**WRITTEN INSTRUCTION 1**
From the Chatroulette column, please write down the passage between "But if you're" and "just a little bit voyeuristic.", inclusive.
**WRITTEN INSTRUCTION 2**
In the Chatroulette column, which forms of communication does the writer include in a lifelong dislike of chat?
**WRITTEN INSTRUCTION 3**
What does the writer of the Chatroulette column liken the technology of Chatroulette to?

**EXCERPTED PASSAGE**
If you're looking for one of the most ingenious uses for the Interwebs that's come along in the last three years, look no further than Chatroulette (Caution: do not go look at Chatroulette). This video chat service that allows users to spin a virtual wheel and connect with a random stranger anywhere in the world with the ability to instantly spin said wheel again to leave them behind should, theoretically, be a fascinating way to connect, learn, and discover new people, places, and cultures.

But if you're looking for a rock-solid definition of the lowest common denominator of our one-world society, or more specifically, if you're looking for an endless stream of random male junk, and who isn't, then Chatroulette is exactly what you're looking for.

Oh, by the way, this column is not for the kids. Kids, stop reading. Go read Seanbaby. Sorry to be so late with the warning.

I had heard about Chatroulette and the sordid nature of what you could expect to find there. I don't know what else I expected to find, but the technology aspect of it fascinated me. I see it akin to teleportation, being able to instantly transport across the country or across the world, and get a look at what other people are up to. Like - "What's going on in China right now?"

And yeah, I guess it's a little bit voyeuristic.

Turns out it's a lot more than just a little bit voyeuristic.

I should start out by admitting that as technically astute as I have been in my lifetime, what with the Commodore 64 and all that, I've never, ever been a fan of chat. This goes all the way back to text based chat rooms, and includes texting, instant messaging, and skyping.

I hate these forms of communication even more than I hate the phone. And I hate the phone. I'm a face-to-face guy first, then a social media guy, then an email guy (and I'm even starting to hate email). I loathe being on the hook to say the next thing that needs to be said in order to move the conversation forward if I'm not face to face. I love people. I just can't think on my feet without visual cues.

**DATA LISTING**
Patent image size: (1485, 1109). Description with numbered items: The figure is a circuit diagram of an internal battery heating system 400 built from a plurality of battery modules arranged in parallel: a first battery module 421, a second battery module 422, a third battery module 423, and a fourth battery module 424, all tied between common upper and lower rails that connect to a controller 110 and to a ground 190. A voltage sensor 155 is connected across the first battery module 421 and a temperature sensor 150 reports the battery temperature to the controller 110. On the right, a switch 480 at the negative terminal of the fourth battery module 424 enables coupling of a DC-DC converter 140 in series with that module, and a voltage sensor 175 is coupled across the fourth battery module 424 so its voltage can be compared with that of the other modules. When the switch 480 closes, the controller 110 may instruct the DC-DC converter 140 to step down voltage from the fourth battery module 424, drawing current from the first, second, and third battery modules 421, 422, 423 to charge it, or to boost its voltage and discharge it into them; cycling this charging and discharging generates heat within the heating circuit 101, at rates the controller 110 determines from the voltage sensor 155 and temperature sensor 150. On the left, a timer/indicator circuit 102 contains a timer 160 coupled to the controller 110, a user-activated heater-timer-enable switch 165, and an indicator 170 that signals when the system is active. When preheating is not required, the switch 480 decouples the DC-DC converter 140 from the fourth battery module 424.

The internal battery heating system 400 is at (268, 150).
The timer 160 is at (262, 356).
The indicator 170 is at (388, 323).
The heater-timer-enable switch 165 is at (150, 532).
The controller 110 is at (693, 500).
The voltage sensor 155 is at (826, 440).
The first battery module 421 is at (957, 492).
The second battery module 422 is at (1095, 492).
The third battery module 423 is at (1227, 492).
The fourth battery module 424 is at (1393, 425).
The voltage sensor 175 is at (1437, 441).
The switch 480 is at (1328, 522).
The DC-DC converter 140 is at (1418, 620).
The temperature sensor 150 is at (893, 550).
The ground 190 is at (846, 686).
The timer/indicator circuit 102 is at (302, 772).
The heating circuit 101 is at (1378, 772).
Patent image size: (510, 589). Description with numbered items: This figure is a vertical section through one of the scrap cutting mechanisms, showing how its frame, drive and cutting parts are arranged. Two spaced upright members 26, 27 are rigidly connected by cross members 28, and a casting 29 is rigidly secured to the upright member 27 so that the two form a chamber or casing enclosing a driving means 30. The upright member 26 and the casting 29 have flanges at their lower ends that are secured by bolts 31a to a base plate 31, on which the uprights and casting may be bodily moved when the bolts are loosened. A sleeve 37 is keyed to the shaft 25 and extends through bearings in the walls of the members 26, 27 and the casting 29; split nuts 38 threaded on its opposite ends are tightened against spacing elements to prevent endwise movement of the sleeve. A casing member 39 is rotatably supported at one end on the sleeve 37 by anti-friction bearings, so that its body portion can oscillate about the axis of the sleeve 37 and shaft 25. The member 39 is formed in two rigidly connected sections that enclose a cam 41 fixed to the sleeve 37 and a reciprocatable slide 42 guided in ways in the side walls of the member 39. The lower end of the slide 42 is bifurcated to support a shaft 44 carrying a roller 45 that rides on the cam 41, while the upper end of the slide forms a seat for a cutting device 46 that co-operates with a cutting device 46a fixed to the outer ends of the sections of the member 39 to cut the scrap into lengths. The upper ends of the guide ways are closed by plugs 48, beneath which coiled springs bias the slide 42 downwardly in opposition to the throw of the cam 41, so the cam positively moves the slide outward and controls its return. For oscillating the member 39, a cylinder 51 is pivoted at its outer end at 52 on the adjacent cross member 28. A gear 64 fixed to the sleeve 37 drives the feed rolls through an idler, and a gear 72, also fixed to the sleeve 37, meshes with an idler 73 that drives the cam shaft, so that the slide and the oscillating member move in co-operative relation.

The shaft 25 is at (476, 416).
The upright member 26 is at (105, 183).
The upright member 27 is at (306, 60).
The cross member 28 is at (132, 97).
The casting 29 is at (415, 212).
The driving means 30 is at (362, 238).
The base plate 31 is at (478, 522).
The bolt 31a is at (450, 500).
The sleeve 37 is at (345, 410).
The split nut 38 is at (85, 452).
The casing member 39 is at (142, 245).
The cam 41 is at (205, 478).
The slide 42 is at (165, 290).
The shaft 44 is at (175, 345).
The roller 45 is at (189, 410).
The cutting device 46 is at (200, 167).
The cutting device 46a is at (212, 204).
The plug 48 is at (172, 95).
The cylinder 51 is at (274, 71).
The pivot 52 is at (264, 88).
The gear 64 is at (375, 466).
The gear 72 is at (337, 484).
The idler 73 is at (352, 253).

**CORRECT OUTPUT 1**
But if you're looking for a rock-solid definition of the lowest common denominator of our one-world society, or more specifically, if you're looking for an endless stream of random male junk, and who isn't, then Chatroulette is exactly what you're looking for.

Oh, by the way, this column is not for the kids. Kids, stop reading. Go read Seanbaby. Sorry to be so late with the warning.

I had heard about Chatroulette and the sordid nature of what you could expect to find there. I don't know what else I expected to find, but the technology aspect of it fascinated me. I see it akin to teleportation, being able to instantly transport across the country or across the world, and get a look at what other people are up to. Like - "What's going on in China right now?"

And yeah, I guess it's a little bit voyeuristic.

Turns out it's a lot more than just a little bit voyeuristic.

**CORRECT OUTPUT 2**
- Text based chat rooms
- Texting
- Instant messaging
- Skyping

**CORRECT OUTPUT 3**
Teleportation.